#### Dataset excerpts ####

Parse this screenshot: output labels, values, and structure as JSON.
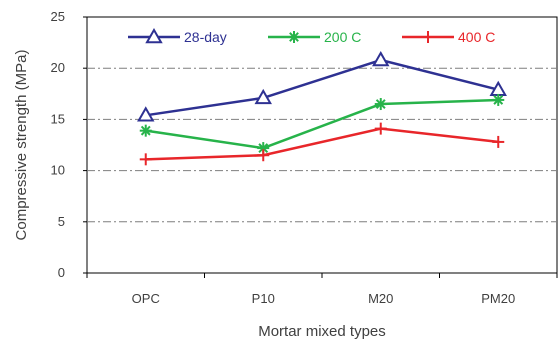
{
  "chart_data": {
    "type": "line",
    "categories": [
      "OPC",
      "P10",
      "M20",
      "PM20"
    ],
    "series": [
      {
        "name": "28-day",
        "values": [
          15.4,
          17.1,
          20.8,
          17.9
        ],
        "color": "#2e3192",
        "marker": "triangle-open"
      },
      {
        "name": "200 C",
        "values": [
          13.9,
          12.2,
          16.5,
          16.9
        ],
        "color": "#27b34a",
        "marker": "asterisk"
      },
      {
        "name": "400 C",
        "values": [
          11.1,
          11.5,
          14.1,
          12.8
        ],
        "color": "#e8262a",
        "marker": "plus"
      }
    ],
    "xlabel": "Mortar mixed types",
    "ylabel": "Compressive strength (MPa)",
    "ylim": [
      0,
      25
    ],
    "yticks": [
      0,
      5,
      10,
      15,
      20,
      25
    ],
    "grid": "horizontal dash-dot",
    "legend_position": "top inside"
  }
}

####
#### Dataset excerpts ####

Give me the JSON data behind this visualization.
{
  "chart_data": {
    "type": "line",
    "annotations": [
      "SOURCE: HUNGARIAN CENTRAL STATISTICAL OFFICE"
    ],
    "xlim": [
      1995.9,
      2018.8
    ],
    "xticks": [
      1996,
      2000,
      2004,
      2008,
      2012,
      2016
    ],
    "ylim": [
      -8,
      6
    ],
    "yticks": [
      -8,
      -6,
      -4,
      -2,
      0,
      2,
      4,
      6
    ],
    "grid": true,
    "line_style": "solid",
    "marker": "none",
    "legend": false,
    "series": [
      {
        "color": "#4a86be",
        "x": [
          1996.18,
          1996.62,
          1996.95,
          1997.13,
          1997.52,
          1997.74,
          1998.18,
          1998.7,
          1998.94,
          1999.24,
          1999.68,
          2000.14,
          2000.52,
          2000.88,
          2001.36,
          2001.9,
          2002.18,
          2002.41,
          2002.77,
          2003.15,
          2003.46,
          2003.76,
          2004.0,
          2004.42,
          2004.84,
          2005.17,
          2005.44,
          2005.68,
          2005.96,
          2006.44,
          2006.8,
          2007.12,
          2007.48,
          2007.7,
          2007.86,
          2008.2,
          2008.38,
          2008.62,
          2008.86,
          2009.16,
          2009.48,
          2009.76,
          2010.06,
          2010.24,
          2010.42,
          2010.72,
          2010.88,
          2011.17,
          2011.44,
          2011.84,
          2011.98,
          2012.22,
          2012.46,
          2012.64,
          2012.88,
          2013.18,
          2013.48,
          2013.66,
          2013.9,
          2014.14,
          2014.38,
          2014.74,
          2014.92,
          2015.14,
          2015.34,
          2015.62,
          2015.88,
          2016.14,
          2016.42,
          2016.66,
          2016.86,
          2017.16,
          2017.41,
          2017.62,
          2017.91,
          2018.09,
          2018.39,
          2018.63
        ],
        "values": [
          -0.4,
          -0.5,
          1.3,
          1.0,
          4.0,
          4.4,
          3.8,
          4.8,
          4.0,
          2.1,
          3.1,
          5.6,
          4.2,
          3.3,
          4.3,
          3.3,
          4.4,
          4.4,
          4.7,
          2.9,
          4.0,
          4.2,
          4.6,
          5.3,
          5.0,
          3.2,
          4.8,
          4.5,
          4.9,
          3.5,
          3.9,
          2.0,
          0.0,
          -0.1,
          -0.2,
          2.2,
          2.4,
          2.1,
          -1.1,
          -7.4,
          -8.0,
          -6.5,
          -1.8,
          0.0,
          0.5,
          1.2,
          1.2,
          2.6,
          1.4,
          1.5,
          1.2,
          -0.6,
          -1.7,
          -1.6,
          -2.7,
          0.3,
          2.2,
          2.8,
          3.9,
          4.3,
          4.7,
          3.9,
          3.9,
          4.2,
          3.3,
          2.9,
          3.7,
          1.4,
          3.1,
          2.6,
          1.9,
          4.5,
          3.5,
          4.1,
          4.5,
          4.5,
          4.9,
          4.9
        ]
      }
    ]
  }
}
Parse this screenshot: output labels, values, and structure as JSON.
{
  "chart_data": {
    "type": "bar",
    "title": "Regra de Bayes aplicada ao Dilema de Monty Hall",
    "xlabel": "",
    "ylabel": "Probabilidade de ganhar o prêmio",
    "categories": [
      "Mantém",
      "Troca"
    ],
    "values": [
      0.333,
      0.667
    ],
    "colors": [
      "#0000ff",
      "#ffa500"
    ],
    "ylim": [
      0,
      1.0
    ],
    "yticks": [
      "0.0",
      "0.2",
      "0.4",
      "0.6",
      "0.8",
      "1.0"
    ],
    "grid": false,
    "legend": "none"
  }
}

####
#### Dataset excerpts ####

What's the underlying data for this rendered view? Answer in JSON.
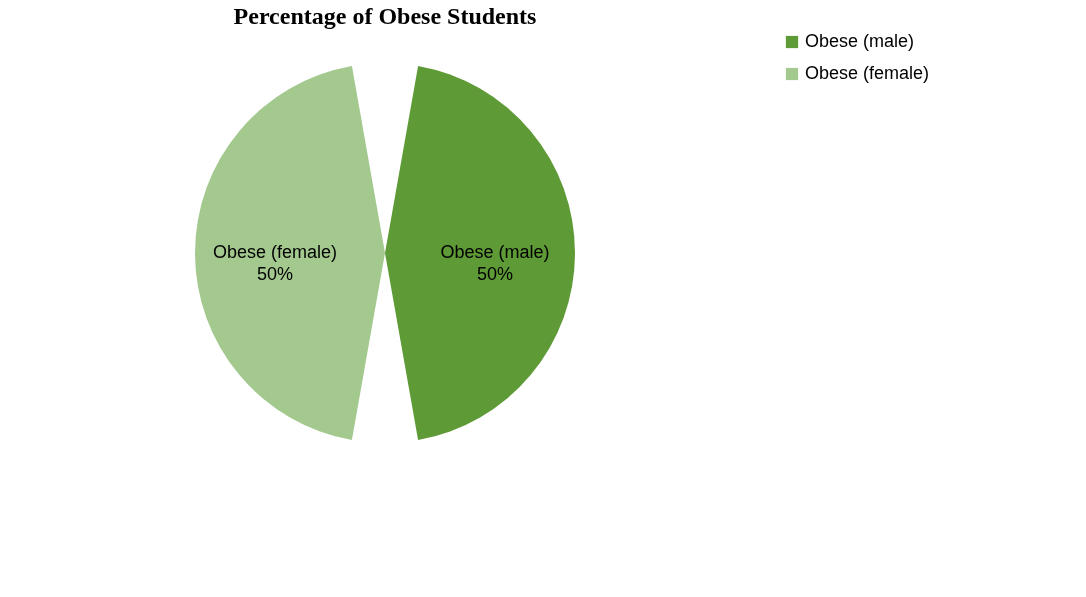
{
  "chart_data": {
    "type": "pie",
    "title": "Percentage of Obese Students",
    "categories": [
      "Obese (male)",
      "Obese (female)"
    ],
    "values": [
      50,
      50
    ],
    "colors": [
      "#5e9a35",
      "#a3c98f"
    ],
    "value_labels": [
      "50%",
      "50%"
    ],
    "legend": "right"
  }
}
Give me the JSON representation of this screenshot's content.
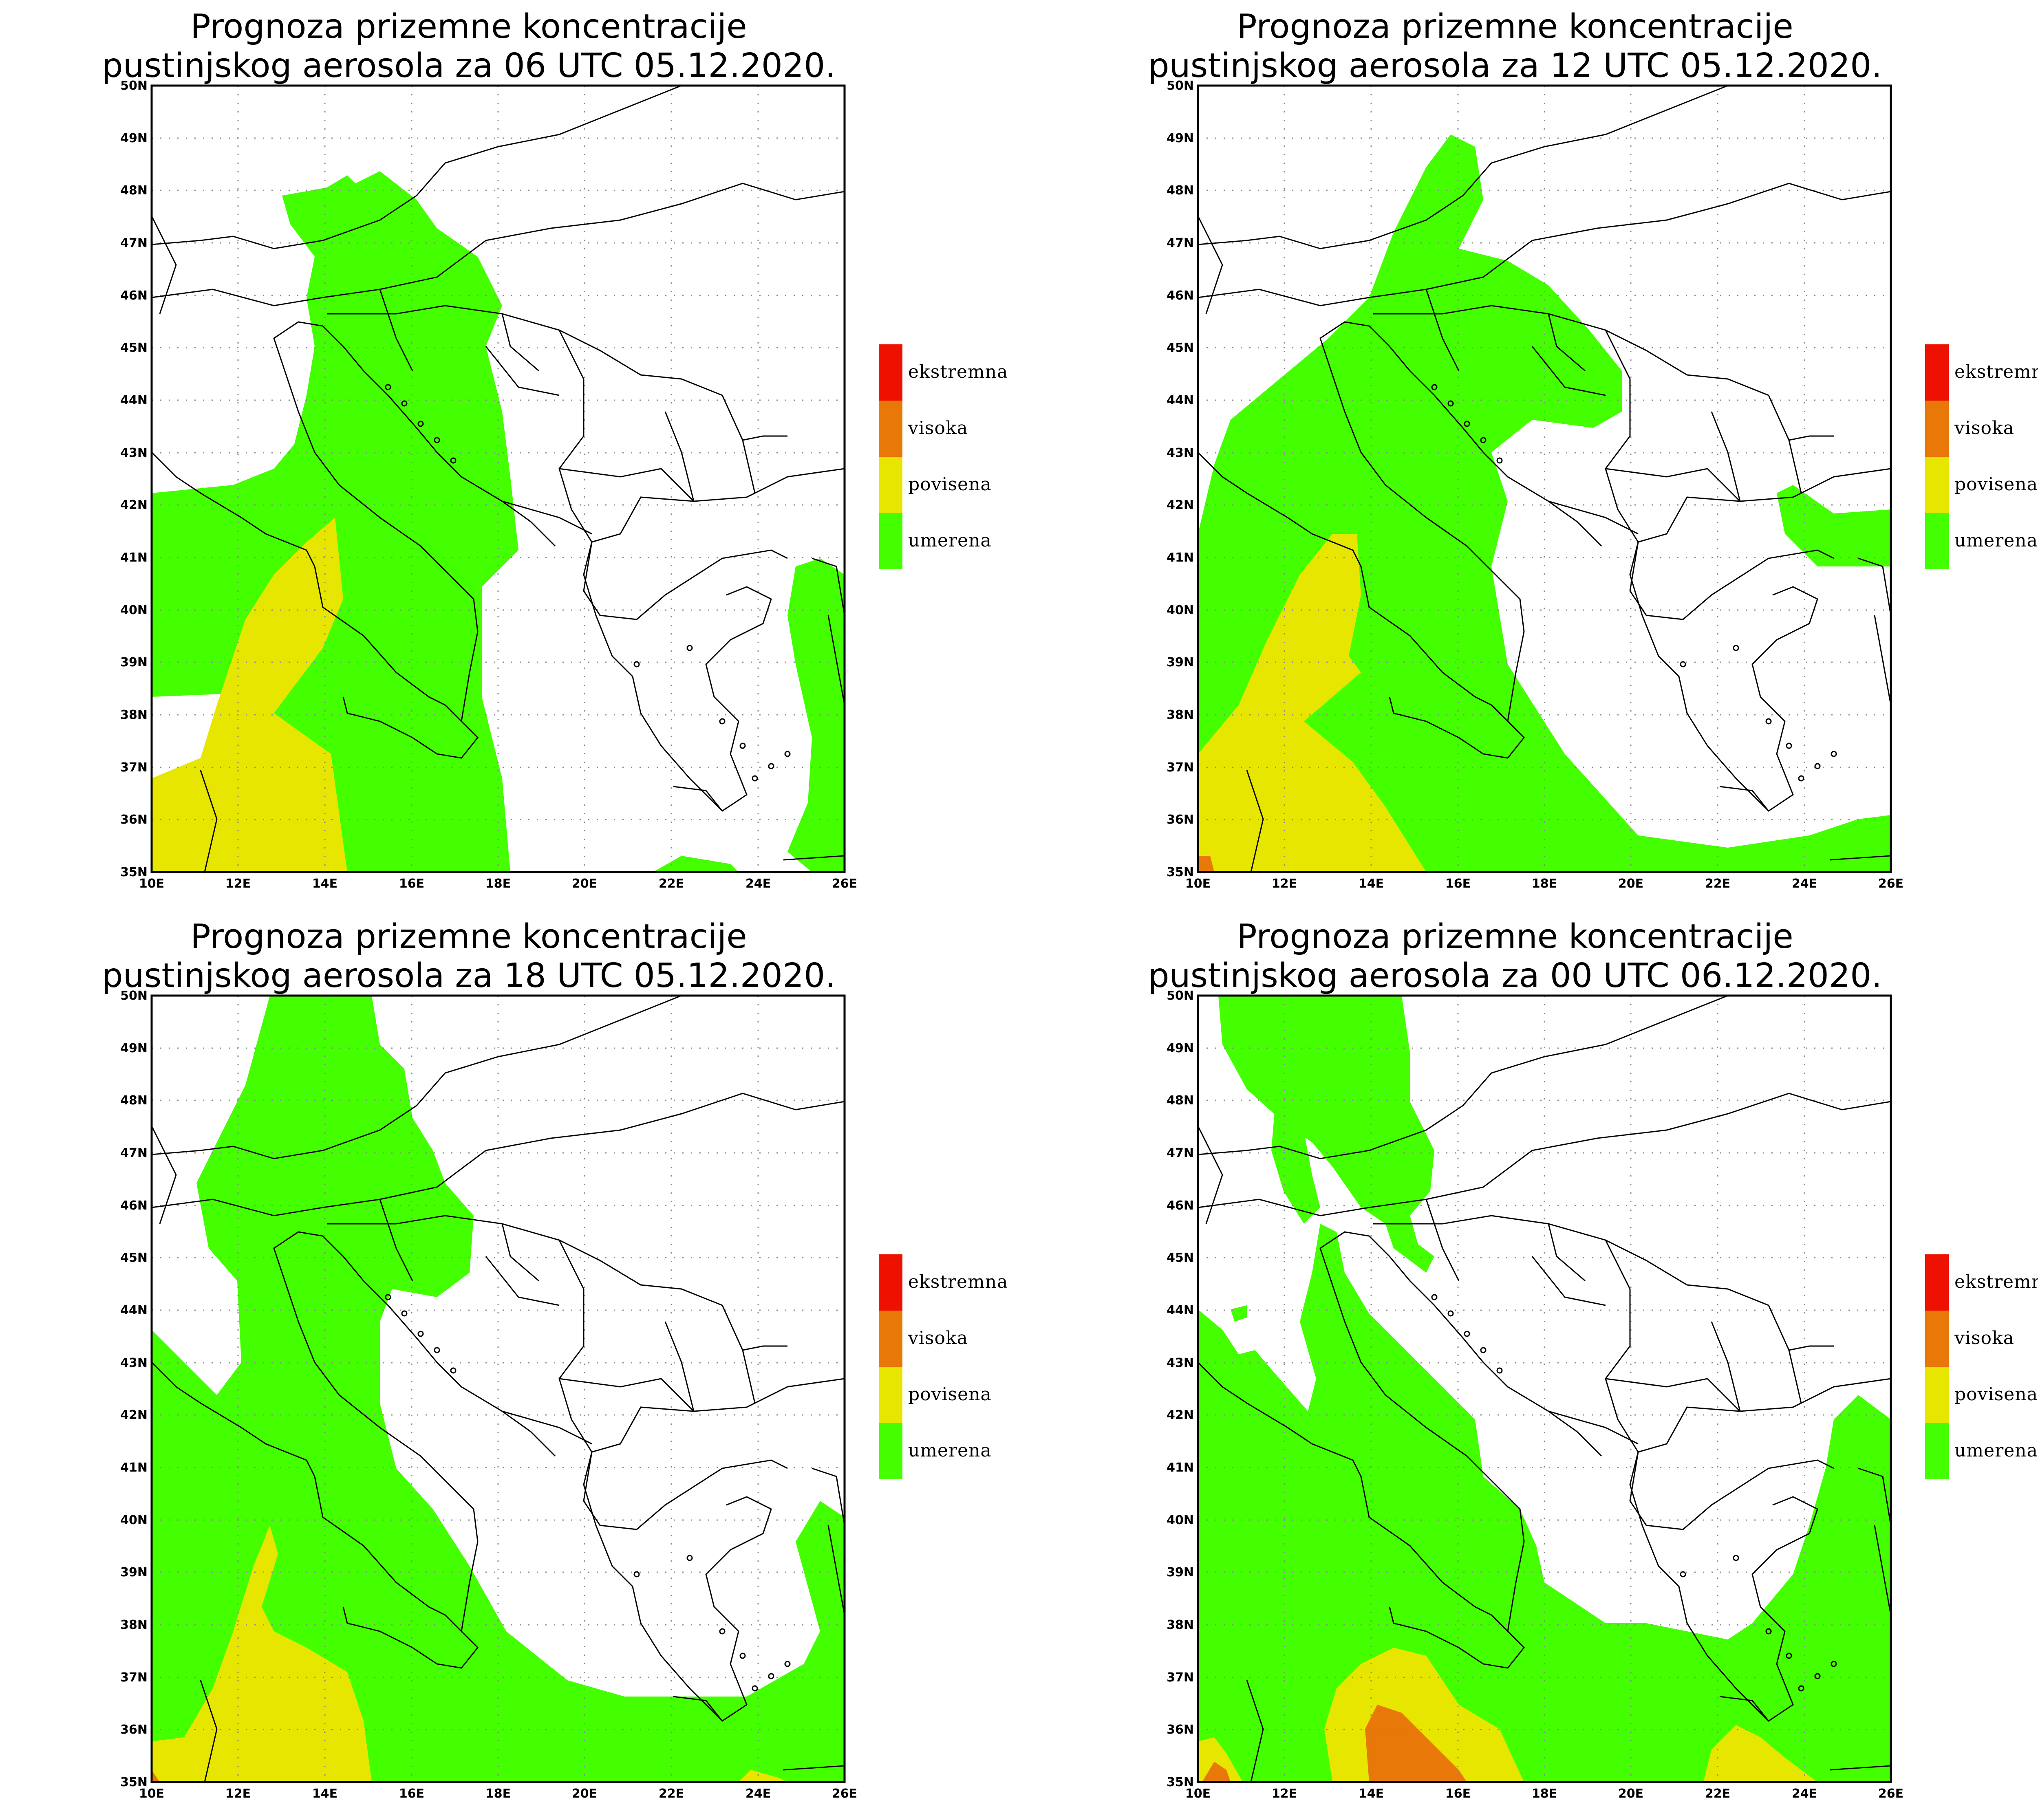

####

Task objective:
Look above for the line with "What's the underlying"; quote it and every line after it, stopping after the line with "Give me the JSON representation", exactly, with nothing added and without pictures.

Written reply:
What's the underlying data for this rendered view? Answer in JSON.
{
  "chart_data": {
    "type": "pie",
    "title": "Percentage of Obese Students",
    "categories": [
      "Obese (male)",
      "Obese (female)"
    ],
    "values": [
      50,
      50
    ],
    "colors": [
      "#5e9a35",
      "#a3c98f"
    ],
    "value_labels": [
      "50%",
      "50%"
    ],
    "legend": "right"
  }
}
Give me the JSON representation of this screenshot's content.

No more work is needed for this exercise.